Gather up all lines that carry the word "system".

--*--

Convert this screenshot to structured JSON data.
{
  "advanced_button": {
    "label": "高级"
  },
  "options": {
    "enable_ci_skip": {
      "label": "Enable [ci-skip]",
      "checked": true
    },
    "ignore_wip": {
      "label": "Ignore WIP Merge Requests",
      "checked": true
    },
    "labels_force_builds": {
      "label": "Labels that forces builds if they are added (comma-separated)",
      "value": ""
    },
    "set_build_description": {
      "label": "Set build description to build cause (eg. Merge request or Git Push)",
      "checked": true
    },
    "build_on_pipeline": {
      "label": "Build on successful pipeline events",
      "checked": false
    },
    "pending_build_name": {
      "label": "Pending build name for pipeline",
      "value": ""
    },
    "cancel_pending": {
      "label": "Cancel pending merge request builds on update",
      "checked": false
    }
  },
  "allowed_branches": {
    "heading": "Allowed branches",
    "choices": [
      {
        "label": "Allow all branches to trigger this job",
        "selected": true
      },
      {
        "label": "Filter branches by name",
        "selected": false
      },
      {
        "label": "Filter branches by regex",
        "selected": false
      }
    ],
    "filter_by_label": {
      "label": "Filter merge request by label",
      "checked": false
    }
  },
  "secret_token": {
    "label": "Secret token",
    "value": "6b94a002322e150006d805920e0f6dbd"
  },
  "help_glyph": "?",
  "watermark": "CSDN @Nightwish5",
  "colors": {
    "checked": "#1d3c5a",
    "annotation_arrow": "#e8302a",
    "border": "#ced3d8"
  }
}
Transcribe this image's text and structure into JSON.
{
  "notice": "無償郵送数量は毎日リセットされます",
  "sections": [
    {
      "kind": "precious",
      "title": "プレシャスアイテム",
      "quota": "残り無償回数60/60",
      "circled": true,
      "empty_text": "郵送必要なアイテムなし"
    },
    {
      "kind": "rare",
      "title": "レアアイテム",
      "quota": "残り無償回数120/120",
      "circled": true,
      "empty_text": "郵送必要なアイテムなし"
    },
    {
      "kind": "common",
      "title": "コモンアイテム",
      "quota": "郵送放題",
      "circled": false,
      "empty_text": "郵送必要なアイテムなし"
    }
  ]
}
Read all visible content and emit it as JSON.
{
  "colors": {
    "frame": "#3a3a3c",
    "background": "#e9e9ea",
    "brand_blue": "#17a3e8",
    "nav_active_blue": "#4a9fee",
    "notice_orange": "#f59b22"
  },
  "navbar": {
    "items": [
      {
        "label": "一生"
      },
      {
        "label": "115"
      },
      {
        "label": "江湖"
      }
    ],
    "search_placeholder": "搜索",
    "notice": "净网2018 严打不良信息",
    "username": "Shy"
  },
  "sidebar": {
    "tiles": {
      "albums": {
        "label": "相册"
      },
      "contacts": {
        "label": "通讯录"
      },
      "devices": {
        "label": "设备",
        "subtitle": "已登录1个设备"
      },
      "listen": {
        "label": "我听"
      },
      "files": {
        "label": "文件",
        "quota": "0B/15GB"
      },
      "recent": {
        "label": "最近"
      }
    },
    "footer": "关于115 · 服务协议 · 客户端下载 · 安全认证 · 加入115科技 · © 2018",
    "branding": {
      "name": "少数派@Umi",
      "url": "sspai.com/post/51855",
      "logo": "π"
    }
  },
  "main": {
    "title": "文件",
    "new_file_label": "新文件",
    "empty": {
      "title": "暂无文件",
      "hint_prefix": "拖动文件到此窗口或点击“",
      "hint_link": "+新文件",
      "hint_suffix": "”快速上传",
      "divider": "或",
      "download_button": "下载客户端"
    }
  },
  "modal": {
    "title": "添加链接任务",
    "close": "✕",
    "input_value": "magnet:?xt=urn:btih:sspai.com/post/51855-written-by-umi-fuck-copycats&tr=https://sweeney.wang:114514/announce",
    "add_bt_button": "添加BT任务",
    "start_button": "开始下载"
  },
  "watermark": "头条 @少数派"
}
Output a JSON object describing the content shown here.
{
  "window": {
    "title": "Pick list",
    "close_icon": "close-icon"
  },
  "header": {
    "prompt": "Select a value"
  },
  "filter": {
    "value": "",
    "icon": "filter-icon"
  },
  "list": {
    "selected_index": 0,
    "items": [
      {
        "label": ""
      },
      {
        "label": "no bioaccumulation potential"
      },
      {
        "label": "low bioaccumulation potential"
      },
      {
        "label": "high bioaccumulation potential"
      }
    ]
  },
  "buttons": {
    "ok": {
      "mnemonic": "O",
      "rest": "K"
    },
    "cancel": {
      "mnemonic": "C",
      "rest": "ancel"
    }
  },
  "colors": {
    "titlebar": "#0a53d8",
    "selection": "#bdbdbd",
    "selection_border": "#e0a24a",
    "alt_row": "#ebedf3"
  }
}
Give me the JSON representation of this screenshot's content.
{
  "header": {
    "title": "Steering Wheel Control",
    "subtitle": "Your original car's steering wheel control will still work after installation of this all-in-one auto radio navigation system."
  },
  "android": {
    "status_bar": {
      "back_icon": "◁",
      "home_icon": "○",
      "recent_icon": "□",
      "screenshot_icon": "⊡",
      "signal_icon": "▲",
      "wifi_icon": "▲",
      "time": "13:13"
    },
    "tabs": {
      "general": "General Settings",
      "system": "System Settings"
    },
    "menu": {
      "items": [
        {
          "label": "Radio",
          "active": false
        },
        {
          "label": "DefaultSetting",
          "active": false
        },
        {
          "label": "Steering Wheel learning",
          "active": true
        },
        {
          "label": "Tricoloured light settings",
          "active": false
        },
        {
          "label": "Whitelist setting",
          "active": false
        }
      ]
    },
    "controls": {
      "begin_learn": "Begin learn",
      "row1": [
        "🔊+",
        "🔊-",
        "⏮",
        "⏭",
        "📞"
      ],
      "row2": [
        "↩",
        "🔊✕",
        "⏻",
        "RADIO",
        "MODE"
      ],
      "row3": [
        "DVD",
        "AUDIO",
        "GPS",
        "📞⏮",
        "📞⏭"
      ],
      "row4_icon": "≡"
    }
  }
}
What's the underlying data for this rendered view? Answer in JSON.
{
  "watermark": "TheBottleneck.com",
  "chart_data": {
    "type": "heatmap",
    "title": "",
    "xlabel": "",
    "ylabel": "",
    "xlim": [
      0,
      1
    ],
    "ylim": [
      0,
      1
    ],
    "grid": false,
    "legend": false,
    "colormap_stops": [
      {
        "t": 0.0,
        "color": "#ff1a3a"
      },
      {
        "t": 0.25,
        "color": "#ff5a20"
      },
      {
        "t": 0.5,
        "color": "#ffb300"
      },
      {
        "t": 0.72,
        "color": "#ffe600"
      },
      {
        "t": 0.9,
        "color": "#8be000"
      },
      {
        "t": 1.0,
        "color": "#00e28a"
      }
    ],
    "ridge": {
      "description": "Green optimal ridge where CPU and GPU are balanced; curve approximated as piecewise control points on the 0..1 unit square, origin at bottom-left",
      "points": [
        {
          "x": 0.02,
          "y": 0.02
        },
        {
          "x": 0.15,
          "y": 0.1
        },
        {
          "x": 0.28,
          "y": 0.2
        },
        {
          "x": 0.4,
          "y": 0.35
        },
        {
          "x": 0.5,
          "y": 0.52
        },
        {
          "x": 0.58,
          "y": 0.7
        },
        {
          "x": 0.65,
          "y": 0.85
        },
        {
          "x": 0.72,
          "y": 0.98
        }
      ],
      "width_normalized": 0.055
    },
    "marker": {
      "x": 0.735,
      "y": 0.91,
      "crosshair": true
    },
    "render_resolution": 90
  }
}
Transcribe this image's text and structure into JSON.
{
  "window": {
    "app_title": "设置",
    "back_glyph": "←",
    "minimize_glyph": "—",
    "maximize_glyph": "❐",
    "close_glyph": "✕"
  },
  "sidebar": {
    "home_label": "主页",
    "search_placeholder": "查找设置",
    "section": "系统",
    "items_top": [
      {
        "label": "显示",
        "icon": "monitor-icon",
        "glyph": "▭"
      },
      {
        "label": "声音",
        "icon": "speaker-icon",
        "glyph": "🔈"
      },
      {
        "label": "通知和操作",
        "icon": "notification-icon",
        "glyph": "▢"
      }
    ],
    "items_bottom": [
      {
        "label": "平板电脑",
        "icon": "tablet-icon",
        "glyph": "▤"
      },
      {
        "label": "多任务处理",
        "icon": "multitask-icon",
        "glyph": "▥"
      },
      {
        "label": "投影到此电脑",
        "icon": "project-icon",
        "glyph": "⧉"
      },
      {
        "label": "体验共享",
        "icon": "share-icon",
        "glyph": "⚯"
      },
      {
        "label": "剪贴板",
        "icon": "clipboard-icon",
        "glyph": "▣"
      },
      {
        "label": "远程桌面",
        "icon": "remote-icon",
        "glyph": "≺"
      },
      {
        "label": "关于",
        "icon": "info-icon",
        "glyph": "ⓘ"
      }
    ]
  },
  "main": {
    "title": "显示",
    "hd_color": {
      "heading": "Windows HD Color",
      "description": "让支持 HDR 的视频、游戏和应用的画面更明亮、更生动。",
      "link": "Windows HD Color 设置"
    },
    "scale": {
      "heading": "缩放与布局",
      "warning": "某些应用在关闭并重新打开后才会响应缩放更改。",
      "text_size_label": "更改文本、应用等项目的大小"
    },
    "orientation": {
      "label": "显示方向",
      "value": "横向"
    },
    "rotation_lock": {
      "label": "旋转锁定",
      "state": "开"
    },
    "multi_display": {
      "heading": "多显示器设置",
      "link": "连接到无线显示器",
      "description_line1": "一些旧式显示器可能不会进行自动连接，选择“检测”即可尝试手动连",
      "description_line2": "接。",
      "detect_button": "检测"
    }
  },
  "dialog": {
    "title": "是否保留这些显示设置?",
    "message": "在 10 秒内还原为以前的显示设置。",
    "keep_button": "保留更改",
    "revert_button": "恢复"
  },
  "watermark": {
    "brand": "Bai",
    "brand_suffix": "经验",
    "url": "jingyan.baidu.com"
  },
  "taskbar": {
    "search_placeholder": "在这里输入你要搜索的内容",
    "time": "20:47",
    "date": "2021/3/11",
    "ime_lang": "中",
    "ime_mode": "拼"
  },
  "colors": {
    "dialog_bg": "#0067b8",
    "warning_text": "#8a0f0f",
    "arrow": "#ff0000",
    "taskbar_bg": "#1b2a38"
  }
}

--*--

■ **Task output**
    "subtitle": "Your original car's steering wheel control will still work after installation of this all-in-one auto radio navigation system."
      "system": "System Settings"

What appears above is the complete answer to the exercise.